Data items
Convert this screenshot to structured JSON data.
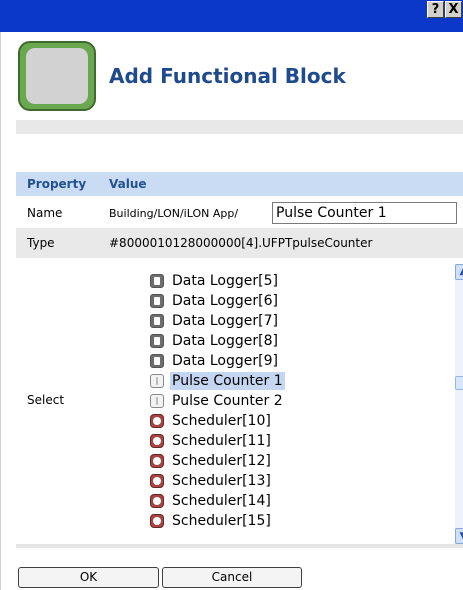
{
  "titlebar": {
    "help_label": "?",
    "close_label": "X"
  },
  "dialog": {
    "title": "Add Functional Block",
    "logo_icon": "functional-block-icon"
  },
  "table": {
    "headers": {
      "property": "Property",
      "value": "Value"
    },
    "name_row": {
      "label": "Name",
      "path": "Building/LON/iLON App/",
      "input_value": "Pulse Counter 1"
    },
    "type_row": {
      "label": "Type",
      "value": "#8000010128000000[4].UFPTpulseCounter"
    },
    "select_row": {
      "label": "Select",
      "items": [
        {
          "label": "Data Logger[5]",
          "icon": "data-logger-icon",
          "selected": false
        },
        {
          "label": "Data Logger[6]",
          "icon": "data-logger-icon",
          "selected": false
        },
        {
          "label": "Data Logger[7]",
          "icon": "data-logger-icon",
          "selected": false
        },
        {
          "label": "Data Logger[8]",
          "icon": "data-logger-icon",
          "selected": false
        },
        {
          "label": "Data Logger[9]",
          "icon": "data-logger-icon",
          "selected": false
        },
        {
          "label": "Pulse Counter 1",
          "icon": "pulse-counter-icon",
          "selected": true
        },
        {
          "label": "Pulse Counter 2",
          "icon": "pulse-counter-icon",
          "selected": false
        },
        {
          "label": "Scheduler[10]",
          "icon": "scheduler-icon",
          "selected": false
        },
        {
          "label": "Scheduler[11]",
          "icon": "scheduler-icon",
          "selected": false
        },
        {
          "label": "Scheduler[12]",
          "icon": "scheduler-icon",
          "selected": false
        },
        {
          "label": "Scheduler[13]",
          "icon": "scheduler-icon",
          "selected": false
        },
        {
          "label": "Scheduler[14]",
          "icon": "scheduler-icon",
          "selected": false
        },
        {
          "label": "Scheduler[15]",
          "icon": "scheduler-icon",
          "selected": false
        }
      ]
    }
  },
  "buttons": {
    "ok": "OK",
    "cancel": "Cancel"
  },
  "colors": {
    "titlebar": "#0b38c8",
    "header_bg": "#c9dcf3",
    "heading": "#1f4a8c",
    "selection": "#c5d6f2"
  }
}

* **TASK OBJECTIVE**
None of the pictures should appear; repeat the records exactly otherwise.

* **COMPLETED TASK**
Convert this screenshot to structured JSON data.
{
  "titlebar": {
    "help_label": "?",
    "close_label": "X"
  },
  "dialog": {
    "title": "Add Functional Block",
    "logo_icon": "functional-block-icon"
  },
  "table": {
    "headers": {
      "property": "Property",
      "value": "Value"
    },
    "name_row": {
      "label": "Name",
      "path": "Building/LON/iLON App/",
      "input_value": "Pulse Counter 1"
    },
    "type_row": {
      "label": "Type",
      "value": "#8000010128000000[4].UFPTpulseCounter"
    },
    "select_row": {
      "label": "Select",
      "items": [
        {
          "label": "Data Logger[5]",
          "icon": "data-logger-icon",
          "selected": false
        },
        {
          "label": "Data Logger[6]",
          "icon": "data-logger-icon",
          "selected": false
        },
        {
          "label": "Data Logger[7]",
          "icon": "data-logger-icon",
          "selected": false
        },
        {
          "label": "Data Logger[8]",
          "icon": "data-logger-icon",
          "selected": false
        },
        {
          "label": "Data Logger[9]",
          "icon": "data-logger-icon",
          "selected": false
        },
        {
          "label": "Pulse Counter 1",
          "icon": "pulse-counter-icon",
          "selected": true
        },
        {
          "label": "Pulse Counter 2",
          "icon": "pulse-counter-icon",
          "selected": false
        },
        {
          "label": "Scheduler[10]",
          "icon": "scheduler-icon",
          "selected": false
        },
        {
          "label": "Scheduler[11]",
          "icon": "scheduler-icon",
          "selected": false
        },
        {
          "label": "Scheduler[12]",
          "icon": "scheduler-icon",
          "selected": false
        },
        {
          "label": "Scheduler[13]",
          "icon": "scheduler-icon",
          "selected": false
        },
        {
          "label": "Scheduler[14]",
          "icon": "scheduler-icon",
          "selected": false
        },
        {
          "label": "Scheduler[15]",
          "icon": "scheduler-icon",
          "selected": false
        }
      ]
    }
  },
  "buttons": {
    "ok": "OK",
    "cancel": "Cancel"
  },
  "colors": {
    "titlebar": "#0b38c8",
    "header_bg": "#c9dcf3",
    "heading": "#1f4a8c",
    "selection": "#c5d6f2"
  }
}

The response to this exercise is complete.